— Assigned task A —
Using the bass fishing text, decide whether each statement below agrees with it. Answer yes or no for each and quote the exact words from the text that settle it. (i) Castledine talked with several local anglers before fishing at Guntersville. (ii) Gill says that he, Breeden, Robinson and Hall were all fishing the same bite in mostly the same areas. (iii) Robinson says the technology came out during the years he has been trying to make it.
— Assigned task B —
Pick up the bass fishing text after its last sentence and write what comes next.

— Text provided —
------------------------------------------------------------
For Castledine, not seeking out information has helped him a lot in his career.

"When I went to Guntersville, I talked to zero people, I only talked to people after the event, and they all laughed when I told them where it was," he said. "Because no one from Guntersville would have told me to go fish docks. No info helps me, because I didn't think twice about it when I started catching bass on docks."

These days, Castledine's no-info approach is probably more the exception than the rule. College anglers are rising in the ranks with strong networks based on teams and traveling the country, and a lot of middle-aged regional anglers are spending more than a little time watching YouTube and live fishing.

Instinctual fishing can still rule the day

When Castledine found a dock pattern he liked, he ran with it, fishing according to his instincts and knowledge. The younger anglers did the same thing, albeit with an emphasis on technology.

"When there's a forward-facing bite to be had, the young guys are going to be the ones to get on it the fastest," Gill said. "Cole (Breeden), Marshall (Robinson), me and Kyle (Hall) were all fishing the same bite, in mostly the same areas. It was a specific part of the lake, if you've got somebody that is really adept at that technology, that's what you're going to look for. My mindset was 'This is the championship, this is the hardest field of anglers I've ever fished against, I can't go out there looking for the grass bite.'"

Robinson also says that forward-facing sonar has been key to his success.

"I think one of the main reasons so many younger guys are coming up and having success is all the new technology, plus the new ways to catch them," he said. "Because with new technology comes new techniques. These young guys, they don't have a lot of history and past knowledge in their heads. They're not worried about fishing old school. They're just worried about fishing up to date.

"The last five years is really when I've been trying to make it, and that's when the technology came out," Robinson said. "It was just there, and I didn't have this past history to get in the way. I didn't have to second guess myself; I just go out there and use my electronics."
------------------------------------------------------------
— Data to examine —
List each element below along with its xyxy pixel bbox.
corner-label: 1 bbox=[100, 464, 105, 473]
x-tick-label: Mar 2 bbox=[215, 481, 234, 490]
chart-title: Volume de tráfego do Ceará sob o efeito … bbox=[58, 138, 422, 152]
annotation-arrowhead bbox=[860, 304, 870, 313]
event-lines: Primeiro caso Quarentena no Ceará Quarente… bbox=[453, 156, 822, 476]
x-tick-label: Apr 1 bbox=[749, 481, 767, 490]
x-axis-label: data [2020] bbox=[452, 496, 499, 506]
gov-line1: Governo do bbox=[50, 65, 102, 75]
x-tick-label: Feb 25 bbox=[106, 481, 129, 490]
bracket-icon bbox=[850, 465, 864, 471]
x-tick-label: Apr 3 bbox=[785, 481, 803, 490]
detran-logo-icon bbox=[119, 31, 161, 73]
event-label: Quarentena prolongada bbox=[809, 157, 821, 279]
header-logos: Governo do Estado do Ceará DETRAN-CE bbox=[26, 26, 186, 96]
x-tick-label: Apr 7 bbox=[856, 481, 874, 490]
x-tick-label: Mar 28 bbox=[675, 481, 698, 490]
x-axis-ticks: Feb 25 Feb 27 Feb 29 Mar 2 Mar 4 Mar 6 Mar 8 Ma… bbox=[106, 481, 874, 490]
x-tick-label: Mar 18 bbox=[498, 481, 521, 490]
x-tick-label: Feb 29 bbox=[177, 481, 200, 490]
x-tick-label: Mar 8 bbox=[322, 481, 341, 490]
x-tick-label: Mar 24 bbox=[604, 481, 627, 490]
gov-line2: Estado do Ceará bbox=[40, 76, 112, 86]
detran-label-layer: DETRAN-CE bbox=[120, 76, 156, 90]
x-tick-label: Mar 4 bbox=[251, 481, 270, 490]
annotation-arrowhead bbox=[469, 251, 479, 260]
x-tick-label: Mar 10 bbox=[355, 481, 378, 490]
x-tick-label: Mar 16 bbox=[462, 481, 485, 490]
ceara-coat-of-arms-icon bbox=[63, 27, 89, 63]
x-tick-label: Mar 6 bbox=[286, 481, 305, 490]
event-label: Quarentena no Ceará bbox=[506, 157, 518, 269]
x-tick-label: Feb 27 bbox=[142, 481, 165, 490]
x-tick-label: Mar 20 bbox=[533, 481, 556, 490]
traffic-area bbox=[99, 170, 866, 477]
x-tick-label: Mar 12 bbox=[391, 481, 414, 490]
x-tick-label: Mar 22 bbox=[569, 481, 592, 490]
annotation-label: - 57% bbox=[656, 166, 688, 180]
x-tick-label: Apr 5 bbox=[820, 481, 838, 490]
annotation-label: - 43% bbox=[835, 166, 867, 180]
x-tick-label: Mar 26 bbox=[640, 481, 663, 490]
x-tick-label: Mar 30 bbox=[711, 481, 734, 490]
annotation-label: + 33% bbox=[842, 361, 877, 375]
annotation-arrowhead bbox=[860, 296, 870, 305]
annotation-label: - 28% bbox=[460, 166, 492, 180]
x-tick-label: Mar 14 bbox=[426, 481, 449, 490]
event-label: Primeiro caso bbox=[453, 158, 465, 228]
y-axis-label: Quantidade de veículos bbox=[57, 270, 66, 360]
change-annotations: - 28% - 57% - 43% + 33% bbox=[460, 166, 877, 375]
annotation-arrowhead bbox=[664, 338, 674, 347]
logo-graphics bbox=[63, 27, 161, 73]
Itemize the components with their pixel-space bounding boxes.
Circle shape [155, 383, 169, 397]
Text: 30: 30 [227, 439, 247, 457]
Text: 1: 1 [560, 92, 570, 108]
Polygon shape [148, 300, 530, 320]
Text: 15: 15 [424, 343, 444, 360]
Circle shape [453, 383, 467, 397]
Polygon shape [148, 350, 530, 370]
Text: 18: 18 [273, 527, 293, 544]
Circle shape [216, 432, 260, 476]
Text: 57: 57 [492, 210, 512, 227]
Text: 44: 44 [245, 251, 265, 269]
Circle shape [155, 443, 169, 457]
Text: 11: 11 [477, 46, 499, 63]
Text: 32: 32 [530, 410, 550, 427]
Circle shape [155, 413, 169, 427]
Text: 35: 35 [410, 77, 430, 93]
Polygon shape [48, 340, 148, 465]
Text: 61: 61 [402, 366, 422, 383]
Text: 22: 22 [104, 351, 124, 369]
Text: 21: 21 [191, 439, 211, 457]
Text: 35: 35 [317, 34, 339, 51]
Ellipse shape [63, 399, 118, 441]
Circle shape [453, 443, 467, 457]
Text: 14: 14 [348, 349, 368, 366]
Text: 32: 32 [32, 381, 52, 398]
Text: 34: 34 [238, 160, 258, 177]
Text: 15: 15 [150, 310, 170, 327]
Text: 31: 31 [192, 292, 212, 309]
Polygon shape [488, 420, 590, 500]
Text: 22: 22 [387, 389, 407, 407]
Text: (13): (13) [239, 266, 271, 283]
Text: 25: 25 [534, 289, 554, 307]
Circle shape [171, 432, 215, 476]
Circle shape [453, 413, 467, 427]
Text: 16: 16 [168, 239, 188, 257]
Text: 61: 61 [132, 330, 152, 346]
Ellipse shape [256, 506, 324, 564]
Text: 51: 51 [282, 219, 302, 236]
------------------------------------------------------------
— Exercise result A —
(i) No: "I talked to zero people, I only talked to people after the event"
(ii) Yes: "Cole (Breeden), Marshall (Robinson), me and Kyle (Hall) were all fishing the same bite, in mostly the same areas."
(iii) Yes: "The last five years is really when I've been trying to make it, and that's when the technology came out"

— Exercise result B —
A few years ago, a pro might pull into a pocket and get a tickle in their brain to go flip bushes or crank the old shoreline on a rising lake. Now, a 20-year-old could come off a plane, see a few shad flick and decide to spend 10 minutes or so scoping around over a creek channel.

"I don't need to be a master at LiveScope," Castledine said. "I just need to be good enough at LiveScope so when it plays, I can play. I think some of these older guys get caught up in their ways, and by the time they figure it out they're gonna be late to the party. Those young kids that all use LiveScope, this just so happened to be a LiveScope event - there are going to be times where it doesn't play. If LiveScope does play, be good enough to Top 10. If LiveScope doesn't play, be good enough to Top 10 without it."

Right now, bass fishing and technology have changed pretty quickly. According to Castledine, that has given younger anglers a great opportunity.

"It'll have its peak, and then it's going to start to fall," Castledine said. "When it starts to fall, you'd better be ready to change. Older guys don't get worse at fishing, fishing just changes and they don't change with it. I know that whatever it is, I need to learn and get good at whatever the change is. The older you get, the less you want to do that."

With how quickly the youth are getting up to speed these days, everyone needs to be ready for the next big change. Because if chasing fish with forward-facing sonar slows down even a bit for anglers like Hall, Robinson or Gill, you can bet there will be another 20-year-old on the cutting edge of the next bite.